── GIVEN INFORMATION ──
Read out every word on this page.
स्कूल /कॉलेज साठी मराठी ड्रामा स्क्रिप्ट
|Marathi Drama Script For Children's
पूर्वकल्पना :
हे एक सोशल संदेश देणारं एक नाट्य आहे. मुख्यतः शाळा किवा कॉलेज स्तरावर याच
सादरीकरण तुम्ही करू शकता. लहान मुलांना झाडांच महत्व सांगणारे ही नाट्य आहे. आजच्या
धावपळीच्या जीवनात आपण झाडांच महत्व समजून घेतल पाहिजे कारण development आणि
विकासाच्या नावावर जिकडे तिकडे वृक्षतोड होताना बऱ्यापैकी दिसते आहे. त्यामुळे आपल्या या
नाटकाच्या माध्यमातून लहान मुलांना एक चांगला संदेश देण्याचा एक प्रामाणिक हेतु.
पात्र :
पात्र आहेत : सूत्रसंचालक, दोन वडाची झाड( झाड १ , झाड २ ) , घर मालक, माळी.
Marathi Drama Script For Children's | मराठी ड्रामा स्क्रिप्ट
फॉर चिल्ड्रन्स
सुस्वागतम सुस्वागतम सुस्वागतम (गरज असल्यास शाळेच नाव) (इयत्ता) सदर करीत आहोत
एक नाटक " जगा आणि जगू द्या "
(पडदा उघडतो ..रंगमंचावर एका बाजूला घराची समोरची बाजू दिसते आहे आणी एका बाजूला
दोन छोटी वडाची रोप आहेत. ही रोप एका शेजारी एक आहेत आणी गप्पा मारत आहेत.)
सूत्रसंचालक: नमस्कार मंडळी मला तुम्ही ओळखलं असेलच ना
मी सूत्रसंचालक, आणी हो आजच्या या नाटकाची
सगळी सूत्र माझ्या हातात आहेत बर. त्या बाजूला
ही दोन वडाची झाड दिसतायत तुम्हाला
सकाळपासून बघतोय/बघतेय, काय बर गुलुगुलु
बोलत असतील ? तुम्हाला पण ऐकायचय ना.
───
── GIVEN INFORMATION ──
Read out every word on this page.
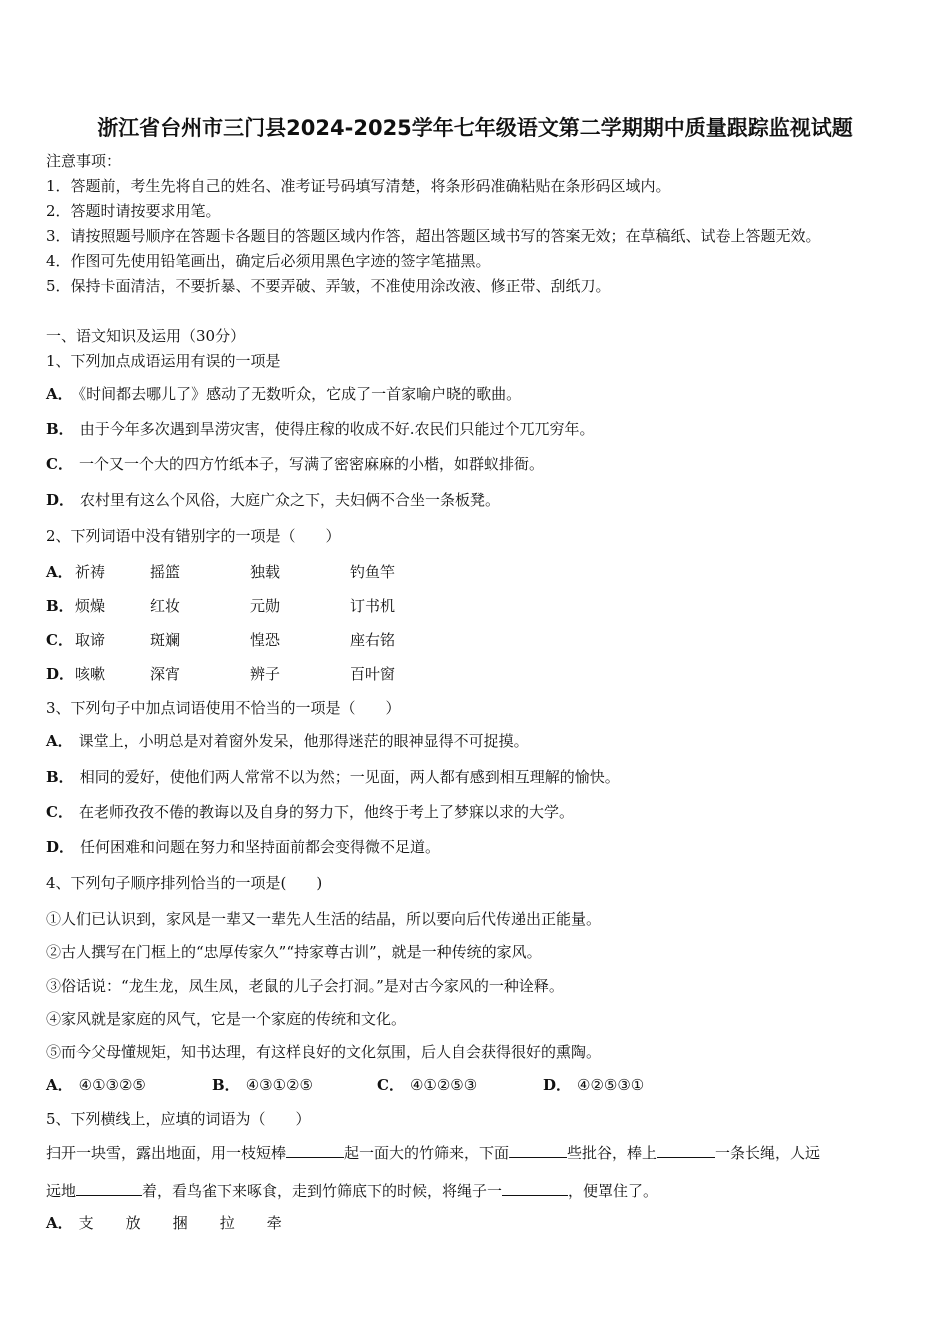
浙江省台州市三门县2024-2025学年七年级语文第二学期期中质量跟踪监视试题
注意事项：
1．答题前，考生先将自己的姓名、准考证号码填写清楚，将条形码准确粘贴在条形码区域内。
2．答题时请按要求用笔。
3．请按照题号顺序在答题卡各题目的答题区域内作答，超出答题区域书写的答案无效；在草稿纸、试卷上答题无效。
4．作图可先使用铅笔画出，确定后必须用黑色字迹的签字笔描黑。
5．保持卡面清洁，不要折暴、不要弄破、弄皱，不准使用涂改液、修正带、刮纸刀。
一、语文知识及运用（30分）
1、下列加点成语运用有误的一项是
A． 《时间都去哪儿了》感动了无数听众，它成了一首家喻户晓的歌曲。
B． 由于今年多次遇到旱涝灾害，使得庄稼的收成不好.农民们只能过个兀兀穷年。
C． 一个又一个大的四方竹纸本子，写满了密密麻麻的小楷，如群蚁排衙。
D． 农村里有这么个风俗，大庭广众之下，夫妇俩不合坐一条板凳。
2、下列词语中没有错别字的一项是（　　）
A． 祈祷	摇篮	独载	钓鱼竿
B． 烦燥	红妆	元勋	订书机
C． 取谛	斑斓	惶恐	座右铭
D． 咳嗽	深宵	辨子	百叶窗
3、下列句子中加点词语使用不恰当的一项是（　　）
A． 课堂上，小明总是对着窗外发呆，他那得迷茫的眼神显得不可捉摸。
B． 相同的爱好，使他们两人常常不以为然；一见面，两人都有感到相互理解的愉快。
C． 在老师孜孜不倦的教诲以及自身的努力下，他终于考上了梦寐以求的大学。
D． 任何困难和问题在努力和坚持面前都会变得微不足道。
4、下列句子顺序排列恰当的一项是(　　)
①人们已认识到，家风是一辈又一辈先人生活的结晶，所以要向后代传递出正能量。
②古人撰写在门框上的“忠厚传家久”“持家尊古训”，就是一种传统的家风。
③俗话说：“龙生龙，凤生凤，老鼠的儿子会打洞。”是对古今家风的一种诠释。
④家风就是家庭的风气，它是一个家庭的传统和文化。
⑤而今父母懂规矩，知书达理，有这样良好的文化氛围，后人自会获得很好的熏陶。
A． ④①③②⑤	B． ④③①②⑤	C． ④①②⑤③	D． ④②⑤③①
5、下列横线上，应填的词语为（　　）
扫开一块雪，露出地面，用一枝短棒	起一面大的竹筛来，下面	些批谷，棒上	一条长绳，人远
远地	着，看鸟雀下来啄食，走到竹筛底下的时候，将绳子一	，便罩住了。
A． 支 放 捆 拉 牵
───
> [DIRECTIVE]:
Pull out all lines from the entries above in which the word "Drama" appears.

> [WRITTEN RESPONSE]:
|Marathi Drama Script For Children's
Marathi Drama Script For Children's | मराठी ड्रामा स्क्रिप्ट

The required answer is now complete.